Exercise: Below are the records; reproduce all of them exactly but without any images.

(Stored dataset items)
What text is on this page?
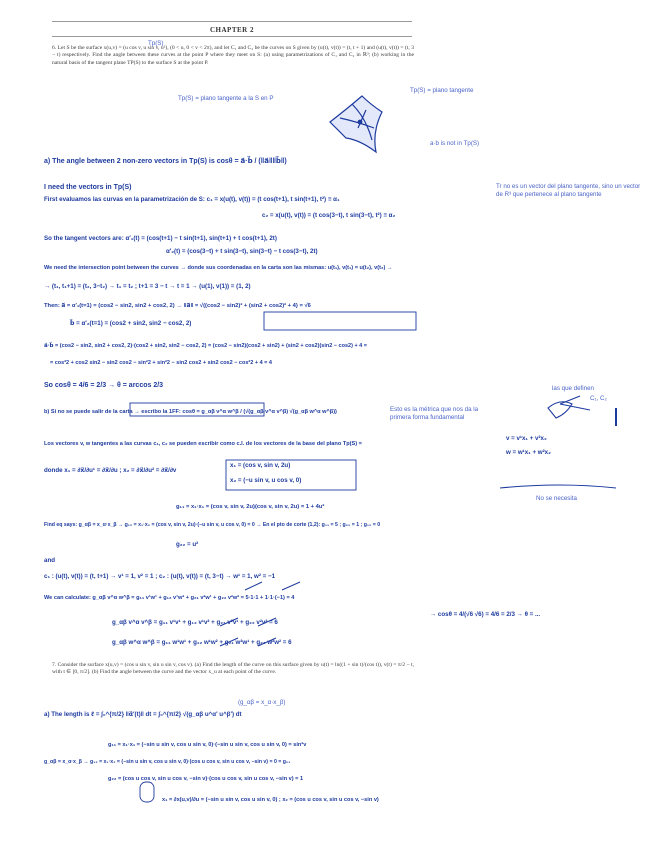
CHAPTER 2
6. Let S be the surface x(u,v) = (u cos v, u sin v, u²), (0 < u, 0 < v < 2π), and let C₁ and C₂ be the curves on S given by (u(t), v(t)) = (t, t + 1) and (u(t), v(t)) = (t, 3 − t) respectively. Find the angle between these curves at the point P where they meet on S: (a) using parametrizations of C₁ and C₂ in ℝ³; (b) working in the natural basis of the tangent plane TP(S) to the surface S at the point P.
Tp(S)
Tp(S) = plano tangente a la S en P
Tp(S) = plano tangente
Tr no es un vector del plano tangente, sino un vector de R³ que pertenece al plano tangente
a·b is not in Tp(S)
a) The angle between 2 non-zero vectors in Tp(S) is cosθ = a⃗·b⃗ / (‖a⃗‖‖b⃗‖)
I need the vectors in Tp(S)
First evaluamos las curvas en la parametrización de S: c₁ = x(u(t), v(t)) = (t cos(t+1), t sin(t+1), t²) ≡ α₁
c₂ = x(u(t), v(t)) = (t cos(3−t), t sin(3−t), t²) ≡ α₂
So the tangent vectors are: α′₁(t) = (cos(t+1) − t sin(t+1), sin(t+1) + t cos(t+1), 2t)
α′₂(t) = (cos(3−t) + t sin(3−t), sin(3−t) − t cos(3−t), 2t)
We need the intersection point between the curves → donde sus coordenadas en la carta son las mismas: u(t₁), v(t₁) = u(t₂), v(t₂) →
→ (t₁, t₁+1) = (t₂, 3−t₂) → t₁ = t₂ ; t+1 = 3 − t → t = 1 → (u(1), v(1)) = (1, 2)
Then: a⃗ = α′₁(t=1) = (cos2 − sin2, sin2 + cos2, 2) → ‖a⃗‖ = √((cos2 − sin2)² + (sin2 + cos2)² + 4) = √6
b⃗ = α′₂(t=1) = (cos2 + sin2, sin2 − cos2, 2)
a⃗·b⃗ = (cos2 − sin2, sin2 + cos2, 2)·(cos2 + sin2, sin2 − cos2, 2) = (cos2 − sin2)(cos2 + sin2) + (sin2 + cos2)(sin2 − cos2) + 4 =
= cos²2 + cos2 sin2 − sin2 cos2 − sin²2 + sin²2 − sin2 cos2 + sin2 cos2 − cos²2 + 4 = 4
So cosθ = 4/6 = 2/3 → θ = arccos 2/3
b) Si no se puede salir de la carta → escribo la 1FF: cosθ = g_αβ v^α w^β / (√(g_αβ v^α v^β) √(g_αβ w^α w^β))
Los vectores v, w tangentes a las curvas c₁, c₂ se pueden escribir como c.l. de los vectores de la base del plano Tp(S) =
donde x₁ = ∂x⃗/∂u¹ = ∂x⃗/∂u ; x₂ = ∂x⃗/∂u² = ∂x⃗/∂v
x₁ = (cos v, sin v, 2u)
x₂ = (−u sin v, u cos v, 0)
las que definen
C₁, C₂
v = v¹x₁ + v²x₂
w = w¹x₁ + w²x₂
Esto es la métrica que nos da la primera forma fundamental
No se necesita
g₁₁ = x₁·x₁ = (cos v, sin v, 2u)(cos v, sin v, 2u) = 1 + 4u²
Find eq says: g_αβ = x_α·x_β → g₁₂ = x₁·x₂ = (cos v, sin v, 2u)·(−u sin v, u cos v, 0) = 0 → En el pto de corte (1,2): g₁₁ = 5 ; g₂₂ = 1 ; g₁₂ = 0
g₂₂ = u²
and
c₁ : (u(t), v(t)) = (t, t+1) → v¹ = 1, v² = 1 ; c₂ : (u(t), v(t)) = (t, 3−t) → w¹ = 1, w² = −1
We can calculate: g_αβ v^α w^β = g₁₁ v¹w¹ + g₁₂ v¹w² + g₂₁ v²w¹ + g₂₂ v²w² = 5·1·1 + 1·1·(−1) = 4
g_αβ v^α v^β = g₁₁ v¹v¹ + g₁₂ v¹v² + g₂₁ v²v¹ + g₂₂ v²v² = 6
g_αβ w^α w^β = g₁₁ w¹w¹ + g₁₂ w¹w² + g₂₁ w²w¹ + g₂₂ w²w² = 6
→ cosθ = 4/(√6 √6) = 4/6 = 2/3 → θ = ...
7. Consider the surface x(u,v) = (cos u sin v, sin u sin v, cos v). (a) Find the length of the curve on this surface given by u(t) = ln((1 + sin t)/(cos t)), v(t) = π/2 − t, with t ∈ [0, π/2]. (b) Find the angle between the curve and the vector x_u at each point of the curve.
a) The length is ℓ = ∫₀^{π/2} ‖α⃗′(t)‖ dt = ∫₀^{π/2} √(g_αβ u^α′ u^β′) dt
(g_αβ = x_α·x_β)
g₁₁ = x₁·x₁ = (−sin u sin v, cos u sin v, 0)·(−sin u sin v, cos u sin v, 0) = sin²v
g_αβ = x_α·x_β → g₁₂ = x₁·x₂ = (−sin u sin v, cos u sin v, 0)·(cos u cos v, sin u cos v, −sin v) = 0 = g₂₁
g₂₂ = (cos u cos v, sin u cos v, −sin v)·(cos u cos v, sin u cos v, −sin v) = 1
x₁ = ∂x(u,v)/∂u = (−sin u sin v, cos u sin v, 0) ; x₂ = (cos u cos v, sin u cos v, −sin v)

Reply to the exercise:
What text is on this page?
CHAPTER 2
6. Let S be the surface x(u,v) = (u cos v, u sin v, u²), (0 < u, 0 < v < 2π), and let C₁ and C₂ be the curves on S given by (u(t), v(t)) = (t, t + 1) and (u(t), v(t)) = (t, 3 − t) respectively. Find the angle between these curves at the point P where they meet on S: (a) using parametrizations of C₁ and C₂ in ℝ³; (b) working in the natural basis of the tangent plane TP(S) to the surface S at the point P.
Tp(S)
Tp(S) = plano tangente a la S en P
Tp(S) = plano tangente
Tr no es un vector del plano tangente, sino un vector de R³ que pertenece al plano tangente
a·b is not in Tp(S)
a) The angle between 2 non-zero vectors in Tp(S) is cosθ = a⃗·b⃗ / (‖a⃗‖‖b⃗‖)
I need the vectors in Tp(S)
First evaluamos las curvas en la parametrización de S: c₁ = x(u(t), v(t)) = (t cos(t+1), t sin(t+1), t²) ≡ α₁
c₂ = x(u(t), v(t)) = (t cos(3−t), t sin(3−t), t²) ≡ α₂
So the tangent vectors are: α′₁(t) = (cos(t+1) − t sin(t+1), sin(t+1) + t cos(t+1), 2t)
α′₂(t) = (cos(3−t) + t sin(3−t), sin(3−t) − t cos(3−t), 2t)
We need the intersection point between the curves → donde sus coordenadas en la carta son las mismas: u(t₁), v(t₁) = u(t₂), v(t₂) →
→ (t₁, t₁+1) = (t₂, 3−t₂) → t₁ = t₂ ; t+1 = 3 − t → t = 1 → (u(1), v(1)) = (1, 2)
Then: a⃗ = α′₁(t=1) = (cos2 − sin2, sin2 + cos2, 2) → ‖a⃗‖ = √((cos2 − sin2)² + (sin2 + cos2)² + 4) = √6
b⃗ = α′₂(t=1) = (cos2 + sin2, sin2 − cos2, 2)
a⃗·b⃗ = (cos2 − sin2, sin2 + cos2, 2)·(cos2 + sin2, sin2 − cos2, 2) = (cos2 − sin2)(cos2 + sin2) + (sin2 + cos2)(sin2 − cos2) + 4 =
= cos²2 + cos2 sin2 − sin2 cos2 − sin²2 + sin²2 − sin2 cos2 + sin2 cos2 − cos²2 + 4 = 4
So cosθ = 4/6 = 2/3 → θ = arccos 2/3
b) Si no se puede salir de la carta → escribo la 1FF: cosθ = g_αβ v^α w^β / (√(g_αβ v^α v^β) √(g_αβ w^α w^β))
Los vectores v, w tangentes a las curvas c₁, c₂ se pueden escribir como c.l. de los vectores de la base del plano Tp(S) =
donde x₁ = ∂x⃗/∂u¹ = ∂x⃗/∂u ; x₂ = ∂x⃗/∂u² = ∂x⃗/∂v
x₁ = (cos v, sin v, 2u)
x₂ = (−u sin v, u cos v, 0)
las que definen
C₁, C₂
v = v¹x₁ + v²x₂
w = w¹x₁ + w²x₂
Esto es la métrica que nos da la primera forma fundamental
No se necesita
g₁₁ = x₁·x₁ = (cos v, sin v, 2u)(cos v, sin v, 2u) = 1 + 4u²
Find eq says: g_αβ = x_α·x_β → g₁₂ = x₁·x₂ = (cos v, sin v, 2u)·(−u sin v, u cos v, 0) = 0 → En el pto de corte (1,2): g₁₁ = 5 ; g₂₂ = 1 ; g₁₂ = 0
g₂₂ = u²
and
c₁ : (u(t), v(t)) = (t, t+1) → v¹ = 1, v² = 1 ; c₂ : (u(t), v(t)) = (t, 3−t) → w¹ = 1, w² = −1
We can calculate: g_αβ v^α w^β = g₁₁ v¹w¹ + g₁₂ v¹w² + g₂₁ v²w¹ + g₂₂ v²w² = 5·1·1 + 1·1·(−1) = 4
g_αβ v^α v^β = g₁₁ v¹v¹ + g₁₂ v¹v² + g₂₁ v²v¹ + g₂₂ v²v² = 6
g_αβ w^α w^β = g₁₁ w¹w¹ + g₁₂ w¹w² + g₂₁ w²w¹ + g₂₂ w²w² = 6
→ cosθ = 4/(√6 √6) = 4/6 = 2/3 → θ = ...
7. Consider the surface x(u,v) = (cos u sin v, sin u sin v, cos v). (a) Find the length of the curve on this surface given by u(t) = ln((1 + sin t)/(cos t)), v(t) = π/2 − t, with t ∈ [0, π/2]. (b) Find the angle between the curve and the vector x_u at each point of the curve.
a) The length is ℓ = ∫₀^{π/2} ‖α⃗′(t)‖ dt = ∫₀^{π/2} √(g_αβ u^α′ u^β′) dt
(g_αβ = x_α·x_β)
g₁₁ = x₁·x₁ = (−sin u sin v, cos u sin v, 0)·(−sin u sin v, cos u sin v, 0) = sin²v
g_αβ = x_α·x_β → g₁₂ = x₁·x₂ = (−sin u sin v, cos u sin v, 0)·(cos u cos v, sin u cos v, −sin v) = 0 = g₂₁
g₂₂ = (cos u cos v, sin u cos v, −sin v)·(cos u cos v, sin u cos v, −sin v) = 1
x₁ = ∂x(u,v)/∂u = (−sin u sin v, cos u sin v, 0) ; x₂ = (cos u cos v, sin u cos v, −sin v)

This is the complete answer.